DATA PROVIDED:

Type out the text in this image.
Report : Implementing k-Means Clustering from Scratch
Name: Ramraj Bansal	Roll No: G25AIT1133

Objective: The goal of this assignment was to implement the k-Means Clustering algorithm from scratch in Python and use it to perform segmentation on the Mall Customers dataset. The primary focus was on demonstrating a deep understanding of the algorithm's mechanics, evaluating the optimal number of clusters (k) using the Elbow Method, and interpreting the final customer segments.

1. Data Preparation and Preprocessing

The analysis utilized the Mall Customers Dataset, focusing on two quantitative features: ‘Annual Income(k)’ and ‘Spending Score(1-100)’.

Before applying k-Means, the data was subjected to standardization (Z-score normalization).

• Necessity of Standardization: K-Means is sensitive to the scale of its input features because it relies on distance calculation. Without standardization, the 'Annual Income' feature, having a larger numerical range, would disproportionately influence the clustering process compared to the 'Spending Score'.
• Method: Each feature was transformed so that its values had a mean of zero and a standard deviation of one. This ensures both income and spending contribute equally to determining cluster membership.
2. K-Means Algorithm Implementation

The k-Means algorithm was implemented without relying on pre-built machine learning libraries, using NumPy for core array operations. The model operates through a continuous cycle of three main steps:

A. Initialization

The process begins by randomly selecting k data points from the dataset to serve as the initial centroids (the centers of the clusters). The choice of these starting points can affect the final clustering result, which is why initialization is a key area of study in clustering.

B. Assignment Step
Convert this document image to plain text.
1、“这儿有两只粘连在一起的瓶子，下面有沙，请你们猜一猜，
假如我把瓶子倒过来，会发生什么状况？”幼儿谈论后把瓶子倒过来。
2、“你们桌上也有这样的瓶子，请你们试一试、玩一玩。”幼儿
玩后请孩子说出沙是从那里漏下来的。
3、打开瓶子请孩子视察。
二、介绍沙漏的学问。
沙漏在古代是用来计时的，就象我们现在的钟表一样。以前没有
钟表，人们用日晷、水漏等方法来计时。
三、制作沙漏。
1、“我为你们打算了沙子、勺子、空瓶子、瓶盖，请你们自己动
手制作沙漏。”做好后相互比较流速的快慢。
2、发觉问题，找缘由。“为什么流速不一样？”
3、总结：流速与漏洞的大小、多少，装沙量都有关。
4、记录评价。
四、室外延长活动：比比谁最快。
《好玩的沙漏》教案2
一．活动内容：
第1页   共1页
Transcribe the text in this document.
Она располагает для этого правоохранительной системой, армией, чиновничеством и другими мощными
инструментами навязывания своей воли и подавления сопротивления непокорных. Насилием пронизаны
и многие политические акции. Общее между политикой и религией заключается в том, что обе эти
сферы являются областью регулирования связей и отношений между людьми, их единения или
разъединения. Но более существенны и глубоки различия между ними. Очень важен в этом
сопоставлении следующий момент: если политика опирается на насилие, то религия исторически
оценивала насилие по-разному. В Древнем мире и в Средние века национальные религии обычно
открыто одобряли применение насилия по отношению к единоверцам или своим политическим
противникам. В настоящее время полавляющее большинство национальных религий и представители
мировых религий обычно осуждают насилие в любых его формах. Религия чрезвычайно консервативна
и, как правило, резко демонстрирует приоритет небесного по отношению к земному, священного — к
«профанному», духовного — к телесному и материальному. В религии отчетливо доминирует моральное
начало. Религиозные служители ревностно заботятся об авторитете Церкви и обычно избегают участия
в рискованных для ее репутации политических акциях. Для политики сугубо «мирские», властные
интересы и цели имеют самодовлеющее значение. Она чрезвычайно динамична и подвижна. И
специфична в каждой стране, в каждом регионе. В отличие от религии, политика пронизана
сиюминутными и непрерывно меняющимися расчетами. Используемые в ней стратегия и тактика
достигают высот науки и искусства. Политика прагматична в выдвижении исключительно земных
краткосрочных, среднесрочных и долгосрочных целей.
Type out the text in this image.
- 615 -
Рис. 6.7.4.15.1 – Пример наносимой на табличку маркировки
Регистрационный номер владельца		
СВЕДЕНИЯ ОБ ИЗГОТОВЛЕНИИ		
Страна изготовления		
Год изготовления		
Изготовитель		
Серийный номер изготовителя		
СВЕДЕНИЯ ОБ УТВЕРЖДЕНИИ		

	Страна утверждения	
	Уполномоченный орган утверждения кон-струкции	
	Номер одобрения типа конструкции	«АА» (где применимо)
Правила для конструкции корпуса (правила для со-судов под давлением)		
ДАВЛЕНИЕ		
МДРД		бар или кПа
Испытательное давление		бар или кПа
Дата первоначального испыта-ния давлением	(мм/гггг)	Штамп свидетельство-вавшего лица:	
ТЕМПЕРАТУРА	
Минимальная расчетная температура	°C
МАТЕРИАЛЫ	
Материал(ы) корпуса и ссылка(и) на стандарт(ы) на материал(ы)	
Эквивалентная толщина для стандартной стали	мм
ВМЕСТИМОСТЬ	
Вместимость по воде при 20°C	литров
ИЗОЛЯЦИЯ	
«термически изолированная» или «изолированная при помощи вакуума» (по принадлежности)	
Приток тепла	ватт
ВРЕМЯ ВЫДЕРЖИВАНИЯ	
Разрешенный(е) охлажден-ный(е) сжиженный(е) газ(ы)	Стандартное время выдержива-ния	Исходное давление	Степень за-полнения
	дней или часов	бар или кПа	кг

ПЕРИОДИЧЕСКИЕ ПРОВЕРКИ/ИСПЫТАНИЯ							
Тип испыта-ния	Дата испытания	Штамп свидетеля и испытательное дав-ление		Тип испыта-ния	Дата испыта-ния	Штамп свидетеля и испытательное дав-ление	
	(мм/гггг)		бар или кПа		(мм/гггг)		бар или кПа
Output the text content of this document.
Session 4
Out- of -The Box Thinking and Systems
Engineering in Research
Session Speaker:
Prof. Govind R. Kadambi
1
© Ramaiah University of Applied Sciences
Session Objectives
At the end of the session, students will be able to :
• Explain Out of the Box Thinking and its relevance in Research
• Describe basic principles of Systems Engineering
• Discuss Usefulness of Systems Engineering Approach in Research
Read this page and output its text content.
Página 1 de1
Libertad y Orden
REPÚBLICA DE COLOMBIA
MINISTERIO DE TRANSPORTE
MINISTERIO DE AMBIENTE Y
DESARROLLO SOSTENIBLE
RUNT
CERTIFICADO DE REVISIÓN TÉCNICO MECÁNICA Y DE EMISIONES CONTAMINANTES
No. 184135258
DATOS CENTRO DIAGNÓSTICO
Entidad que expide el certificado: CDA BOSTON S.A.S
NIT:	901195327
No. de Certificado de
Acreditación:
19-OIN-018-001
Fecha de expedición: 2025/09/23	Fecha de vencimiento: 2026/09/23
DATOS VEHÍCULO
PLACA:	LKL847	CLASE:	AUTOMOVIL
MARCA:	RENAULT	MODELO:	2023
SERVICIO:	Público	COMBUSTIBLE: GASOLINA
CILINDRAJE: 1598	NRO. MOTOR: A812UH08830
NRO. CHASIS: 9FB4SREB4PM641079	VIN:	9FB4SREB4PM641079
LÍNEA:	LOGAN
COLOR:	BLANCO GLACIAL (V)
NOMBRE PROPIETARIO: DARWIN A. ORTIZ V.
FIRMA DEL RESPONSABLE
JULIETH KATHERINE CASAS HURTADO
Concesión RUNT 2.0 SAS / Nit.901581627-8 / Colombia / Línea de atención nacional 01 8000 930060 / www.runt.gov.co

WHAT IS REQUIRED:
How many lines in these records hold the string "RUNT"? Reply with the number alone.

FINISHED EXERCISE:
2